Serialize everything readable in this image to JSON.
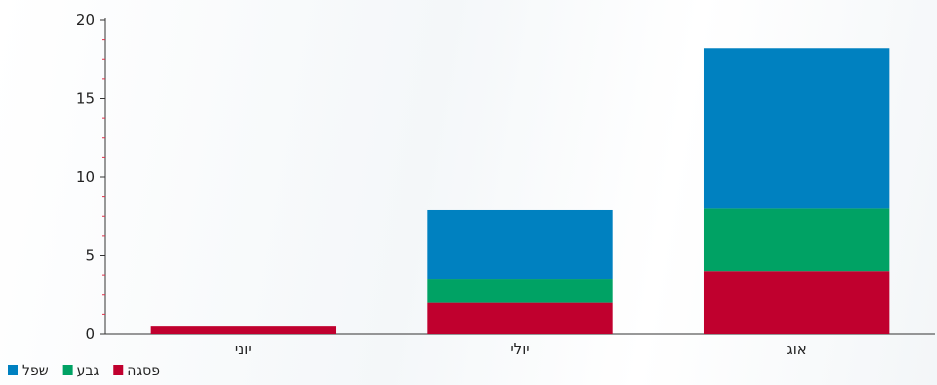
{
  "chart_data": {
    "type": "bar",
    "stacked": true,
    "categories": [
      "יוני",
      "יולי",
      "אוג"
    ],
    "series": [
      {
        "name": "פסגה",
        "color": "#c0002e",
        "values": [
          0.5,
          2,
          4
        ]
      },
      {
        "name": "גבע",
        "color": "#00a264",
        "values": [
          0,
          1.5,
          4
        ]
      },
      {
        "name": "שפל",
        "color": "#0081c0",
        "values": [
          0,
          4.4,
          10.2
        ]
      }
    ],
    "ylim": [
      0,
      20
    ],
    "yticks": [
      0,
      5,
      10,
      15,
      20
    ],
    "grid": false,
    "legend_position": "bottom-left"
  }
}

Exercise prompt:
Copy the records above exactly, leaving out every picture.

Result:
Serialize everything readable in this image to JSON.
{
  "chart_data": {
    "type": "bar",
    "stacked": true,
    "categories": [
      "יוני",
      "יולי",
      "אוג"
    ],
    "series": [
      {
        "name": "פסגה",
        "color": "#c0002e",
        "values": [
          0.5,
          2,
          4
        ]
      },
      {
        "name": "גבע",
        "color": "#00a264",
        "values": [
          0,
          1.5,
          4
        ]
      },
      {
        "name": "שפל",
        "color": "#0081c0",
        "values": [
          0,
          4.4,
          10.2
        ]
      }
    ],
    "ylim": [
      0,
      20
    ],
    "yticks": [
      0,
      5,
      10,
      15,
      20
    ],
    "grid": false,
    "legend_position": "bottom-left"
  }
}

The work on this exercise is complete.